* _DOCUMENT SEGMENT_
* Begin *
Using a computer program, WVU modeled and designed the rear of the transfer case to insure it could accept the loads that would be applied by the electric motor.

Between 3000 rpm and 8000 rpm the 75 kW motor consistently yields 100 horsepower and 177-ft. lb. of torque.

This means that all together the WVU Suburban has a total of 260 horsepower and 487-ft. lb. of torque available. Through the system of sprockets and the chain drive, as long as the driveshaft is turning the electric motor is also turning.

The Detroit Diesel engine and the Unique Mobility electric motor operate simultaneously. The diesel engine is used as the primary source of power for most loads. The electric motor runs in the assist mode and augments the drive train with power when there are power transients (changes in the amount of power needed). This is done to accommodate peak power demands. During braking—or when coasting—the electric motor is instantly transformed (by a vehicle systems computer) into an alternator to recharge the battery pack. At steady state highway speeds, when the diesel engine is propelling the vehicle, the electric motor is directed by the computer to go into its alternator mode and charge the battery pack.

As noted, the battery pack is located below the floor, between the rear axle and the bumper. This pack includes a total of 27, 12VDC sealed lead acid batteries that are housed inside an aluminum case. The batteries are wired in series (one battery is connected to the next, which is connected to the next, and so forth). In this configuration the battery pack is capable of generating 327 volts of Direct Current. The design of the battery case is such that in the event of a collision it can withstand a force of 20Gs. The batteries are strapped down inside the aluminum battery case. WVU has added isolating devices so the battery pack can be completely isolated when needed.
* End *
* _WRITTEN TASK 1_
Please repeat word for word the stretch of the passage on the WVU Suburban's hybrid drive from "Using a computer" through "the electric motor.".

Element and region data
* Begin *
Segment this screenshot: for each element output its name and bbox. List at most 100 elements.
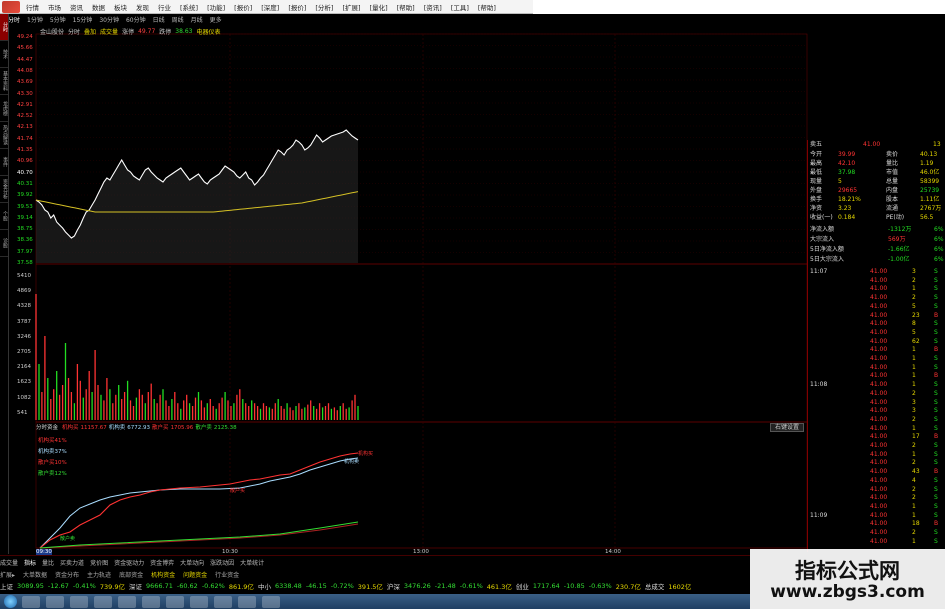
period-tab[interactable]: 周线 [172,15,184,24]
period-tab[interactable]: 日线 [153,15,165,24]
indicator-tab[interactable]: 竞价图 [90,558,108,567]
taskbar-app-icon[interactable] [46,595,64,608]
sidebar-tab[interactable]: 诊股 [0,230,8,257]
tick-row: 41.00 1 S [808,503,945,512]
tick-volume: 4 [912,476,916,484]
menu-item[interactable]: [帮助] [478,2,496,12]
volume-axis-label: 1623 [17,379,31,386]
price-axis-label: 42.13 [17,124,33,131]
volume-bars [35,294,359,420]
stock-bar-item: 49.77 [138,27,156,35]
menu-item[interactable]: 行情 [26,2,39,12]
flow-pct: 6% [934,226,944,233]
quote-value2: 40.13 [920,151,938,158]
extension-tab[interactable]: 机构资金 [151,570,175,579]
menu-item[interactable]: [功能] [207,2,225,12]
extension-tab[interactable]: 问题资金 [183,570,207,579]
menu-item[interactable]: [系统] [180,2,198,12]
period-tab[interactable]: 月线 [191,15,203,24]
indicator-tab[interactable]: 资金博弈 [150,558,174,567]
menu-item[interactable]: 行业 [158,2,171,12]
extension-tab[interactable]: 大单数据 [23,570,47,579]
sidebar-tab[interactable]: 基本资料 [0,68,8,95]
quote-value2: 56.5 [920,214,934,221]
menu-item[interactable]: 市场 [48,2,61,12]
menu-item[interactable]: [扩展] [342,2,360,12]
menu-item[interactable]: 资讯 [70,2,83,12]
menu-item[interactable]: [帮助] [397,2,415,12]
tick-price: 41.00 [870,450,888,458]
taskbar-app-icon[interactable] [118,595,136,608]
menu-item[interactable]: [分析] [315,2,333,12]
quote-row: 最低 37.98 市值 46.0亿 [808,169,945,178]
chart-settings-button[interactable]: 右键设置 [770,423,804,432]
period-tab[interactable]: 60分钟 [126,15,146,24]
tick-price: 41.00 [870,372,888,380]
quote-key: 今开 [810,151,823,158]
taskbar-app-icon[interactable] [190,595,208,608]
sidebar-tab[interactable]: 龙虎榜 [0,95,8,122]
sidebar-tab[interactable]: 资金分析 [0,176,8,203]
volume-axis-label: 4869 [17,288,31,295]
indicator-tab[interactable]: 成交量 [0,558,18,567]
indicator-tab[interactable]: 量比 [42,558,54,567]
sidebar-tab[interactable]: 分时 [0,14,8,41]
sidebar-tab[interactable]: 技术 [0,41,8,68]
menu-item[interactable]: [资讯] [424,2,442,12]
tick-volume: 3 [912,407,916,415]
extension-tab[interactable]: 底部资金 [119,570,143,579]
period-tab[interactable]: 15分钟 [73,15,93,24]
tick-volume: 3 [912,398,916,406]
period-tab[interactable]: 30分钟 [99,15,119,24]
taskbar-app-icon[interactable] [94,595,112,608]
start-orb-icon[interactable] [4,595,17,608]
menu-item[interactable]: [工具] [451,2,469,12]
taskbar-app-icon[interactable] [262,595,280,608]
sidebar-tab[interactable]: 事件 [0,149,8,176]
menu-item[interactable]: [量化] [370,2,388,12]
stock-bar-item[interactable]: 叠加 [84,27,96,36]
indicator-tab[interactable]: 买卖力道 [60,558,84,567]
tick-side: S [934,442,938,449]
indicator-tab[interactable]: 大单统计 [240,558,264,567]
extension-tab[interactable]: 扩展▸ [0,570,15,579]
extension-tab[interactable]: 资金分布 [55,570,79,579]
intraday-chart[interactable]: 机构买机构卖散户买散户卖 [0,0,945,609]
menu-item[interactable]: [报价] [288,2,306,12]
indicator-tab[interactable]: 指标 [24,558,36,567]
menu-item[interactable]: 发现 [136,2,149,12]
period-tab[interactable]: 更多 [210,15,222,24]
stock-bar-item[interactable]: 成交量 [100,27,118,36]
indicator-tab[interactable]: 大单动向 [180,558,204,567]
flow-value: 569万 [888,236,906,243]
taskbar-app-icon[interactable] [142,595,160,608]
period-tab[interactable]: 1分钟 [27,15,43,24]
extension-tab[interactable]: 行业资金 [215,570,239,579]
menu-item[interactable]: [深度] [261,2,279,12]
indicator-tab[interactable]: 资金驱动力 [114,558,144,567]
tick-volume: 5 [912,328,916,336]
tick-row: 41.00 23 B [808,312,945,321]
sidebar-tab[interactable]: 热点解读 [0,122,8,149]
quote-row: 最高 42.10 量比 1.19 [808,160,945,169]
period-tab[interactable]: 5分钟 [50,15,66,24]
tick-side: S [934,320,938,328]
period-tab[interactable]: 分时 [8,15,20,24]
menu-item[interactable]: [报价] [234,2,252,12]
menu-item[interactable]: 数据 [92,2,105,12]
tick-price: 41.00 [870,276,888,284]
index-ticker-item: -12.67 [47,582,69,590]
tick-price: 41.00 [870,494,888,502]
taskbar-app-icon[interactable] [166,595,184,608]
sidebar-tab[interactable]: 个股 [0,203,8,230]
taskbar-app-icon[interactable] [70,595,88,608]
tick-row: 41.00 43 B [808,468,945,477]
menu-item[interactable]: 板块 [114,2,127,12]
taskbar-app-icon[interactable] [238,595,256,608]
tick-side: S [934,268,938,275]
indicator-value: 6772.93 [127,425,151,431]
taskbar-app-icon[interactable] [214,595,232,608]
indicator-tab[interactable]: 涨跌动因 [210,558,234,567]
extension-tab[interactable]: 主力轨迹 [87,570,111,579]
taskbar-app-icon[interactable] [22,595,40,608]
* End *
* _WRITTEN TASK 2_
Transcribe the records without changes, the stretch from the line that contains "period-tab[interactable]: 周线 [172,15,184,24]" through the line that contains "quote-row: 最低 37.98".

* _SOLUTION 1_
Using a computer program, WVU modeled and designed the rear of the transfer case to insure it could accept the loads that would be applied by the electric motor.

* _SOLUTION 2_
period-tab[interactable]: 周线 [172,15,184,24]
period-tab[interactable]: 日线 [153,15,165,24]
indicator-tab[interactable]: 竞价图 [90,558,108,567]
taskbar-app-icon[interactable] [46,595,64,608]
sidebar-tab[interactable]: 诊股 [0,230,8,257]
tick-row: 41.00 1 S [808,503,945,512]
tick-volume: 4 [912,476,916,484]
menu-item[interactable]: [帮助] [478,2,496,12]
volume-axis-label: 1623 [17,379,31,386]
price-axis-label: 42.13 [17,124,33,131]
volume-bars [35,294,359,420]
stock-bar-item: 49.77 [138,27,156,35]
menu-item[interactable]: 行情 [26,2,39,12]
flow-pct: 6% [934,226,944,233]
quote-value2: 40.13 [920,151,938,158]
extension-tab[interactable]: 机构资金 [151,570,175,579]
menu-item[interactable]: [功能] [207,2,225,12]
extension-tab[interactable]: 问题资金 [183,570,207,579]
menu-item[interactable]: [系统] [180,2,198,12]
period-tab[interactable]: 月线 [191,15,203,24]
indicator-tab[interactable]: 资金博弈 [150,558,174,567]
menu-item[interactable]: 行业 [158,2,171,12]
extension-tab[interactable]: 大单数据 [23,570,47,579]
sidebar-tab[interactable]: 基本资料 [0,68,8,95]
quote-value2: 56.5 [920,214,934,221]
menu-item[interactable]: 市场 [48,2,61,12]
menu-item[interactable]: [扩展] [342,2,360,12]
menu-item[interactable]: 资讯 [70,2,83,12]
menu-item[interactable]: [帮助] [397,2,415,12]
tick-price: 41.00 [870,450,888,458]
taskbar-app-icon[interactable] [118,595,136,608]
menu-item[interactable]: [分析] [315,2,333,12]
quote-row: 最低 37.98 市值 46.0亿 [808,169,945,178]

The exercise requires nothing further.